### Problem requirements
Using the records below, report how many lines hold "language", with no extra text.

Stored data
━━━━━━━━━━━━━━━━
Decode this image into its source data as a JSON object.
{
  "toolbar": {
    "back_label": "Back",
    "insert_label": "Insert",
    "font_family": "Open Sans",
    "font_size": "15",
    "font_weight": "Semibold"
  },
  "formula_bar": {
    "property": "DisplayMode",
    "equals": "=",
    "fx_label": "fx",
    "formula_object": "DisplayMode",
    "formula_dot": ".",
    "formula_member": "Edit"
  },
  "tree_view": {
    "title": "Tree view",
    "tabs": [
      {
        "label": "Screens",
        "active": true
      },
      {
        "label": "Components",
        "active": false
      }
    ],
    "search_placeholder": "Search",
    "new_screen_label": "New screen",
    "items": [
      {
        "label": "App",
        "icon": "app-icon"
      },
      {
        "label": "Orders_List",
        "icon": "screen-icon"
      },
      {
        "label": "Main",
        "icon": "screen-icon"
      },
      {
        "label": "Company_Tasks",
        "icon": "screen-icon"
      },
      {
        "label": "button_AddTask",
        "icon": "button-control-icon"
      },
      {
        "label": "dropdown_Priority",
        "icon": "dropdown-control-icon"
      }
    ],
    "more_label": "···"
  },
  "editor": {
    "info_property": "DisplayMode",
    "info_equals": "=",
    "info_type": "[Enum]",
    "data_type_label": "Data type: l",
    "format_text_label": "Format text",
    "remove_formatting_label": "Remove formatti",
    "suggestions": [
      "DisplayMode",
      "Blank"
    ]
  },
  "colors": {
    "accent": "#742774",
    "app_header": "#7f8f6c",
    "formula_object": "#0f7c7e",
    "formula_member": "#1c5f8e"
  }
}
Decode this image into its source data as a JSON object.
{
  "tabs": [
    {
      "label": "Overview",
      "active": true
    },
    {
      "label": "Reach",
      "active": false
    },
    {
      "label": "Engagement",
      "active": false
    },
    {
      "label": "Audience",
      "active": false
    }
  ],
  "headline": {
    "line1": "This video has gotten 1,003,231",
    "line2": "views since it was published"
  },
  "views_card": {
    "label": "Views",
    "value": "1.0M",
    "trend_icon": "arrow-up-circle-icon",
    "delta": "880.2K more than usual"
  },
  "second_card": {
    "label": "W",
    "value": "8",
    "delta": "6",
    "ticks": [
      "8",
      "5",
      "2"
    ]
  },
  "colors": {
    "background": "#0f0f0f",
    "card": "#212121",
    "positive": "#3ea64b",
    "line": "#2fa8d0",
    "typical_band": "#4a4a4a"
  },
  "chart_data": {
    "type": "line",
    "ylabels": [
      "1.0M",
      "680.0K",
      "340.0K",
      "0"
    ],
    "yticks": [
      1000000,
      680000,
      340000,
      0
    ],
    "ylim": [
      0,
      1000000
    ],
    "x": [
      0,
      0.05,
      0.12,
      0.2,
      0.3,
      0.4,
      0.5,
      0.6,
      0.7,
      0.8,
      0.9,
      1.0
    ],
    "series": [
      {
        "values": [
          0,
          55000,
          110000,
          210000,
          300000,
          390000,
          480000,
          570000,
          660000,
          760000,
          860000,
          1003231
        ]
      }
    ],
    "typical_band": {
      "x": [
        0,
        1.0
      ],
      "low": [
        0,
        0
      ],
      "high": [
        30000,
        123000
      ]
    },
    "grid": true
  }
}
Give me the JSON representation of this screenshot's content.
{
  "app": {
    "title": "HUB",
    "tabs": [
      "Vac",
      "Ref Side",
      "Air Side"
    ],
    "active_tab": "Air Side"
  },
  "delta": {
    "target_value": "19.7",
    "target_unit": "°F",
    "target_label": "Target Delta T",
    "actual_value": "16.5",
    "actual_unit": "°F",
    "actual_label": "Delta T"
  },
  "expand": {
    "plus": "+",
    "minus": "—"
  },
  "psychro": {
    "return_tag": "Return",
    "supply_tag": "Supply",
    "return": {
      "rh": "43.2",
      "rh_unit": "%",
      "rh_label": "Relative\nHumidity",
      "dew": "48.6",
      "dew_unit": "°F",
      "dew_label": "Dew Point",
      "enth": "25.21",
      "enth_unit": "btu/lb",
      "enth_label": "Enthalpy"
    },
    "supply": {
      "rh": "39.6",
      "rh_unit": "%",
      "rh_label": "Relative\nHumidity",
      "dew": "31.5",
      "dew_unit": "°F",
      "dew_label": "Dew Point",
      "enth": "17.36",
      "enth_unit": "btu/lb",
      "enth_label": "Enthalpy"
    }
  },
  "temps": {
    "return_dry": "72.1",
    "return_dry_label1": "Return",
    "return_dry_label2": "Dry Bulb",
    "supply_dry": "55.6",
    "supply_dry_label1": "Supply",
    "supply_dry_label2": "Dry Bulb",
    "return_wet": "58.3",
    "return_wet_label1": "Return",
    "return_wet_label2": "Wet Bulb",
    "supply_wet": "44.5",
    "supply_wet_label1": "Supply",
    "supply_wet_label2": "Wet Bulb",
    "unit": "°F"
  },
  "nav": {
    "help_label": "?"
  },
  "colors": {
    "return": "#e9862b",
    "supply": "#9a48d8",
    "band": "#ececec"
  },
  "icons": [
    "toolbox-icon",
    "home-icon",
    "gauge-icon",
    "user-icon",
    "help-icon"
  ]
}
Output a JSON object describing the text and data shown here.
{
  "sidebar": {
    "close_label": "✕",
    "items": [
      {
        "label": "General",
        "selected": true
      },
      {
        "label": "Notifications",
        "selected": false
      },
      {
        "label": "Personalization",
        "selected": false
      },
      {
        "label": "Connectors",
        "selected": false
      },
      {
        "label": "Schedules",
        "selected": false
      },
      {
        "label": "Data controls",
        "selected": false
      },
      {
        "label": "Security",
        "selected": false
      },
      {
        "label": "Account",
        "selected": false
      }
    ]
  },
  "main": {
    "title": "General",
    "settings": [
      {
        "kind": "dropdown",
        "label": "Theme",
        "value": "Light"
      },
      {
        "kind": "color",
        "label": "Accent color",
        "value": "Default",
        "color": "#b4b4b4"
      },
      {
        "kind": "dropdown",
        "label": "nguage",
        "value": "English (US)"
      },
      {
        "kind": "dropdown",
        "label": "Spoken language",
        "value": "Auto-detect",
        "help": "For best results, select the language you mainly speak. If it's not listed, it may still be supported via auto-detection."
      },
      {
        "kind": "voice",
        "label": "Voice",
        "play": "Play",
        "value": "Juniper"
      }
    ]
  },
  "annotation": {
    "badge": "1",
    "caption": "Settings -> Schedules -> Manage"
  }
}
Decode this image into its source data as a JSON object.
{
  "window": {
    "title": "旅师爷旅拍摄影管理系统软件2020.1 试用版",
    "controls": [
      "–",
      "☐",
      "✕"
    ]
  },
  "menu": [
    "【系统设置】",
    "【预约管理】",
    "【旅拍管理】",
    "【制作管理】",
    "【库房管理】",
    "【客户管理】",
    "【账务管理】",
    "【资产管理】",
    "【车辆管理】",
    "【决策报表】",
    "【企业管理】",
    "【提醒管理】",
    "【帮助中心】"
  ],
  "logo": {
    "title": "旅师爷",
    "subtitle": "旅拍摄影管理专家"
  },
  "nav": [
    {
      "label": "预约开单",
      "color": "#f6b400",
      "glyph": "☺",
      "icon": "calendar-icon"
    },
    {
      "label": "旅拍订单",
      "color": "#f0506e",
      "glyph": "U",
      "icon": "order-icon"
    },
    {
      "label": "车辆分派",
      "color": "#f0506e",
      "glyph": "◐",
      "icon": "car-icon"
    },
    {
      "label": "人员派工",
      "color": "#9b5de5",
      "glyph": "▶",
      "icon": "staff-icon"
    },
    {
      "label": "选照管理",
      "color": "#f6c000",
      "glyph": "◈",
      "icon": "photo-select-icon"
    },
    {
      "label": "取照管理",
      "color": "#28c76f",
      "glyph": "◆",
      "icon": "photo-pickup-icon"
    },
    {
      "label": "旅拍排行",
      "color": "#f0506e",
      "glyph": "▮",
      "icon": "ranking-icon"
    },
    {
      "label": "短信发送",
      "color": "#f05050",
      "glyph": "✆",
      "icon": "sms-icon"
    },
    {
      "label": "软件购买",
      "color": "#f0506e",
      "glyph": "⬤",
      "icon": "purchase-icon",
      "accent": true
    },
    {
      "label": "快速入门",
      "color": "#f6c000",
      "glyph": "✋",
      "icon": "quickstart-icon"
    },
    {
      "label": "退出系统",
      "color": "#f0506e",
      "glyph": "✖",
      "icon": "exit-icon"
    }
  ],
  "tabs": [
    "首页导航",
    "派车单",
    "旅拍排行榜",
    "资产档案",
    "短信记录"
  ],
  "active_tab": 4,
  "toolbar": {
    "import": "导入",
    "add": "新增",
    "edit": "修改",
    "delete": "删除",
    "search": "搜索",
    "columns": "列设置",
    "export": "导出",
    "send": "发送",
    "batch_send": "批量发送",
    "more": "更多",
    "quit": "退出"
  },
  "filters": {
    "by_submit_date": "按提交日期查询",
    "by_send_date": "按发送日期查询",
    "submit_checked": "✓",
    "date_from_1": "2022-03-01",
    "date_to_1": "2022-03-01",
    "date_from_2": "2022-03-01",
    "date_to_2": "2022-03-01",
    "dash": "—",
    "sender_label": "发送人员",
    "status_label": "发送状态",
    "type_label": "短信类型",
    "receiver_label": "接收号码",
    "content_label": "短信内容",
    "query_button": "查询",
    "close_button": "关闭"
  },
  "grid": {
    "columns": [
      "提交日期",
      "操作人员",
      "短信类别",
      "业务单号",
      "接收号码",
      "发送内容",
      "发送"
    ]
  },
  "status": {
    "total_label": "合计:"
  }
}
━━━━━━━━━━━━━━━━
### Answer to the problem
2